Given request. Show all lines from the listing below that contain "Depth".
↓
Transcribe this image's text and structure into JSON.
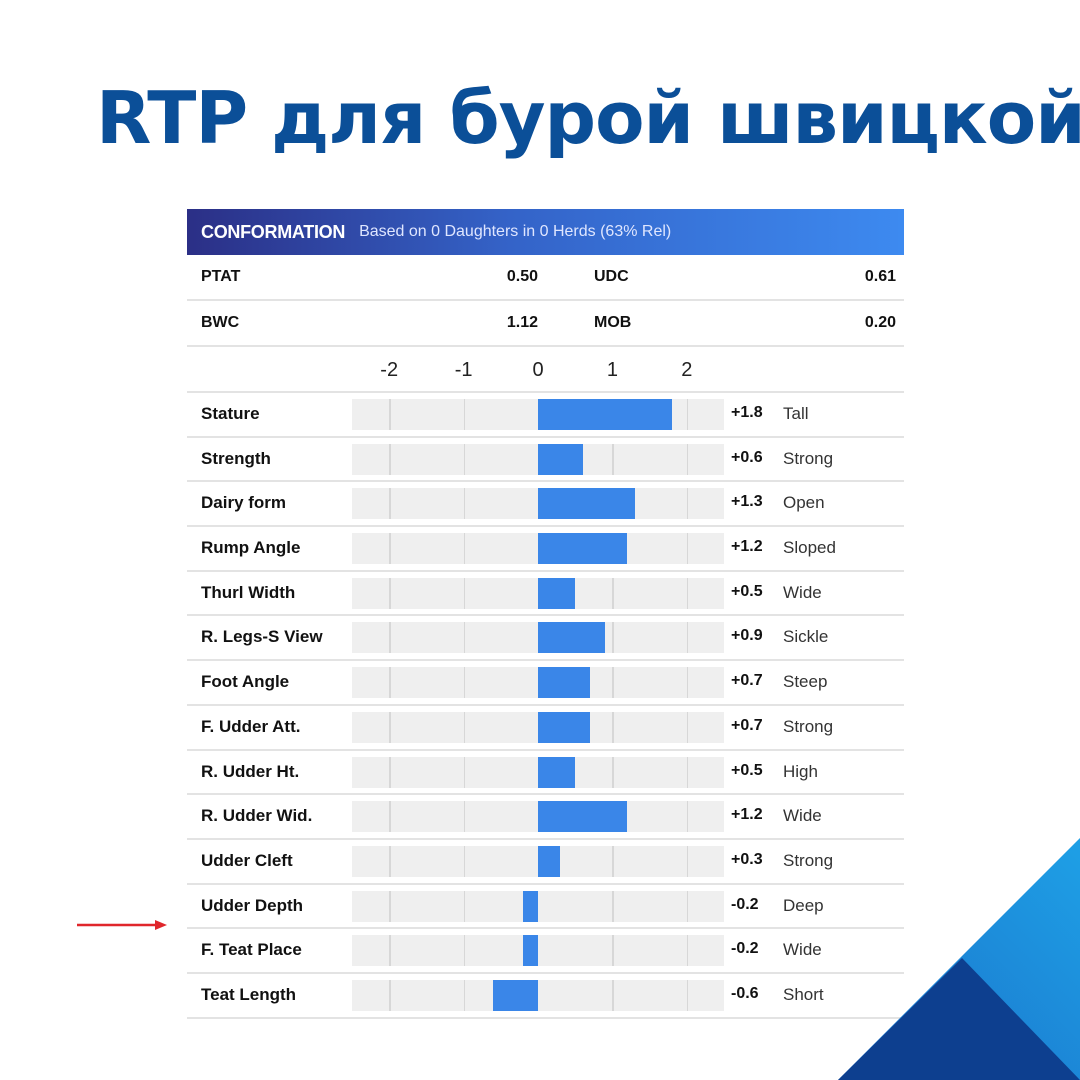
{
  "title": "RTP для бурой швицкой",
  "colors": {
    "title": "#0b4f98",
    "bar": "#3a86e8",
    "arrow": "#e0262b"
  },
  "chart_data": {
    "type": "bar",
    "orientation": "horizontal",
    "header": {
      "title": "CONFORMATION",
      "subtitle": "Based on 0 Daughters in 0 Herds (63% Rel)"
    },
    "summary": [
      {
        "label": "PTAT",
        "value": "0.50",
        "label2": "UDC",
        "value2": "0.61"
      },
      {
        "label": "BWC",
        "value": "1.12",
        "label2": "MOB",
        "value2": "0.20"
      }
    ],
    "xlim": [
      -2.5,
      2.5
    ],
    "ticks": [
      {
        "v": -2,
        "label": "-2"
      },
      {
        "v": -1,
        "label": "-1"
      },
      {
        "v": 0,
        "label": "0"
      },
      {
        "v": 1,
        "label": "1"
      },
      {
        "v": 2,
        "label": "2"
      }
    ],
    "rows": [
      {
        "trait": "Stature",
        "value": 1.8,
        "display": "+1.8",
        "desc": "Tall"
      },
      {
        "trait": "Strength",
        "value": 0.6,
        "display": "+0.6",
        "desc": "Strong"
      },
      {
        "trait": "Dairy form",
        "value": 1.3,
        "display": "+1.3",
        "desc": "Open"
      },
      {
        "trait": "Rump Angle",
        "value": 1.2,
        "display": "+1.2",
        "desc": "Sloped"
      },
      {
        "trait": "Thurl Width",
        "value": 0.5,
        "display": "+0.5",
        "desc": "Wide"
      },
      {
        "trait": "R. Legs-S View",
        "value": 0.9,
        "display": "+0.9",
        "desc": "Sickle"
      },
      {
        "trait": "Foot Angle",
        "value": 0.7,
        "display": "+0.7",
        "desc": "Steep"
      },
      {
        "trait": "F. Udder Att.",
        "value": 0.7,
        "display": "+0.7",
        "desc": "Strong"
      },
      {
        "trait": "R. Udder Ht.",
        "value": 0.5,
        "display": "+0.5",
        "desc": "High"
      },
      {
        "trait": "R. Udder Wid.",
        "value": 1.2,
        "display": "+1.2",
        "desc": "Wide"
      },
      {
        "trait": "Udder Cleft",
        "value": 0.3,
        "display": "+0.3",
        "desc": "Strong"
      },
      {
        "trait": "Udder Depth",
        "value": -0.2,
        "display": "-0.2",
        "desc": "Deep"
      },
      {
        "trait": "F. Teat Place",
        "value": -0.2,
        "display": "-0.2",
        "desc": "Wide"
      },
      {
        "trait": "Teat Length",
        "value": -0.6,
        "display": "-0.6",
        "desc": "Short"
      }
    ],
    "highlight": {
      "trait": "Udder Depth",
      "marker": "red-arrow-icon"
    }
  }
}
↑
Answer to this task.
        "trait": "Udder Depth",
      "trait": "Udder Depth",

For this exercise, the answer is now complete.